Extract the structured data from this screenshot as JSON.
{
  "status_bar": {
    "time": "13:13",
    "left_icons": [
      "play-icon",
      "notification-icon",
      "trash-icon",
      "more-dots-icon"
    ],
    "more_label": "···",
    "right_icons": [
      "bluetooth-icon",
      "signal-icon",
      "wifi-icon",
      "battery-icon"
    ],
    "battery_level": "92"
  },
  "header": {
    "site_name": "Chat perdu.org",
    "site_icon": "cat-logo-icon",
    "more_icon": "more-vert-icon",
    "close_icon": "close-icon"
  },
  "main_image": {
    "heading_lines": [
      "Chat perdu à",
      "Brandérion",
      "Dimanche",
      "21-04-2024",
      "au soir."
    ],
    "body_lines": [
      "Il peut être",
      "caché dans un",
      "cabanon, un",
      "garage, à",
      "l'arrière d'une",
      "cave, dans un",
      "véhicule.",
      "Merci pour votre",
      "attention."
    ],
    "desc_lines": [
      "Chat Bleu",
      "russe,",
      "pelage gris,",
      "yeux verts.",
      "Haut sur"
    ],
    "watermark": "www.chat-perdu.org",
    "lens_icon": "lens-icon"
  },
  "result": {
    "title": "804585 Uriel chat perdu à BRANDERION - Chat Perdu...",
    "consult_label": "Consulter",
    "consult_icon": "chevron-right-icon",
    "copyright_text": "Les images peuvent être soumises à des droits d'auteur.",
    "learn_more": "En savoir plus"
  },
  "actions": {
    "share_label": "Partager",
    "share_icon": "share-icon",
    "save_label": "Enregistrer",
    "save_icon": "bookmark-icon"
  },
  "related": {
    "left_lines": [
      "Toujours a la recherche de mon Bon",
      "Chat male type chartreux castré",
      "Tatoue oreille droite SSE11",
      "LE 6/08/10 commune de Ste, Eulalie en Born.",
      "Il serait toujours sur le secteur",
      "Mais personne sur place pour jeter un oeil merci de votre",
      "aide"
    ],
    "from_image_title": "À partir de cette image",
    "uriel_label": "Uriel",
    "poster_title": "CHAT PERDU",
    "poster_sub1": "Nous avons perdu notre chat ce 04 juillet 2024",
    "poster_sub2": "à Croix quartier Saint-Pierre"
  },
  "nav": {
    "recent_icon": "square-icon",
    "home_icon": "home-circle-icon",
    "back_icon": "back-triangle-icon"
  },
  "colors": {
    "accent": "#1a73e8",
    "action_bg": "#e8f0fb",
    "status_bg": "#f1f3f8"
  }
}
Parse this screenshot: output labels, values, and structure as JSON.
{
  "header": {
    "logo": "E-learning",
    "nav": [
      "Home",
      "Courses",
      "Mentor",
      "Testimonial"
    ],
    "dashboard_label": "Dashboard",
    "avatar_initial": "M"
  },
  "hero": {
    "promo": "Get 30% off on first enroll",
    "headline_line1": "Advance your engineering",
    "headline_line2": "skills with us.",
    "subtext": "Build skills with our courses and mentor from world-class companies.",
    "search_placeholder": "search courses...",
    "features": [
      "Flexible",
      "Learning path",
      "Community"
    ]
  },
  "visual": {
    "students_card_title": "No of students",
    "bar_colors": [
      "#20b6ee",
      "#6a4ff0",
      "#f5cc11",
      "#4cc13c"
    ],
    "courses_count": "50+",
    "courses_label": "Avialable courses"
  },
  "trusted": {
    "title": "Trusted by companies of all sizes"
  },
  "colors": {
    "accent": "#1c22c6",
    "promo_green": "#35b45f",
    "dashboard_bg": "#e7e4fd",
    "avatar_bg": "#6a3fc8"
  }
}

What is needed - Repeat the material above exactly.

Task answer -
Extract the structured data from this screenshot as JSON.
{
  "status_bar": {
    "time": "13:13",
    "left_icons": [
      "play-icon",
      "notification-icon",
      "trash-icon",
      "more-dots-icon"
    ],
    "more_label": "···",
    "right_icons": [
      "bluetooth-icon",
      "signal-icon",
      "wifi-icon",
      "battery-icon"
    ],
    "battery_level": "92"
  },
  "header": {
    "site_name": "Chat perdu.org",
    "site_icon": "cat-logo-icon",
    "more_icon": "more-vert-icon",
    "close_icon": "close-icon"
  },
  "main_image": {
    "heading_lines": [
      "Chat perdu à",
      "Brandérion",
      "Dimanche",
      "21-04-2024",
      "au soir."
    ],
    "body_lines": [
      "Il peut être",
      "caché dans un",
      "cabanon, un",
      "garage, à",
      "l'arrière d'une",
      "cave, dans un",
      "véhicule.",
      "Merci pour votre",
      "attention."
    ],
    "desc_lines": [
      "Chat Bleu",
      "russe,",
      "pelage gris,",
      "yeux verts.",
      "Haut sur"
    ],
    "watermark": "www.chat-perdu.org",
    "lens_icon": "lens-icon"
  },
  "result": {
    "title": "804585 Uriel chat perdu à BRANDERION - Chat Perdu...",
    "consult_label": "Consulter",
    "consult_icon": "chevron-right-icon",
    "copyright_text": "Les images peuvent être soumises à des droits d'auteur.",
    "learn_more": "En savoir plus"
  },
  "actions": {
    "share_label": "Partager",
    "share_icon": "share-icon",
    "save_label": "Enregistrer",
    "save_icon": "bookmark-icon"
  },
  "related": {
    "left_lines": [
      "Toujours a la recherche de mon Bon",
      "Chat male type chartreux castré",
      "Tatoue oreille droite SSE11",
      "LE 6/08/10 commune de Ste, Eulalie en Born.",
      "Il serait toujours sur le secteur",
      "Mais personne sur place pour jeter un oeil merci de votre",
      "aide"
    ],
    "from_image_title": "À partir de cette image",
    "uriel_label": "Uriel",
    "poster_title": "CHAT PERDU",
    "poster_sub1": "Nous avons perdu notre chat ce 04 juillet 2024",
    "poster_sub2": "à Croix quartier Saint-Pierre"
  },
  "nav": {
    "recent_icon": "square-icon",
    "home_icon": "home-circle-icon",
    "back_icon": "back-triangle-icon"
  },
  "colors": {
    "accent": "#1a73e8",
    "action_bg": "#e8f0fb",
    "status_bg": "#f1f3f8"
  }
}
Parse this screenshot: output labels, values, and structure as JSON.
{
  "header": {
    "logo": "E-learning",
    "nav": [
      "Home",
      "Courses",
      "Mentor",
      "Testimonial"
    ],
    "dashboard_label": "Dashboard",
    "avatar_initial": "M"
  },
  "hero": {
    "promo": "Get 30% off on first enroll",
    "headline_line1": "Advance your engineering",
    "headline_line2": "skills with us.",
    "subtext": "Build skills with our courses and mentor from world-class companies.",
    "search_placeholder": "search courses...",
    "features": [
      "Flexible",
      "Learning path",
      "Community"
    ]
  },
  "visual": {
    "students_card_title": "No of students",
    "bar_colors": [
      "#20b6ee",
      "#6a4ff0",
      "#f5cc11",
      "#4cc13c"
    ],
    "courses_count": "50+",
    "courses_label": "Avialable courses"
  },
  "trusted": {
    "title": "Trusted by companies of all sizes"
  },
  "colors": {
    "accent": "#1c22c6",
    "promo_green": "#35b45f",
    "dashboard_bg": "#e7e4fd",
    "avatar_bg": "#6a3fc8"
  }
}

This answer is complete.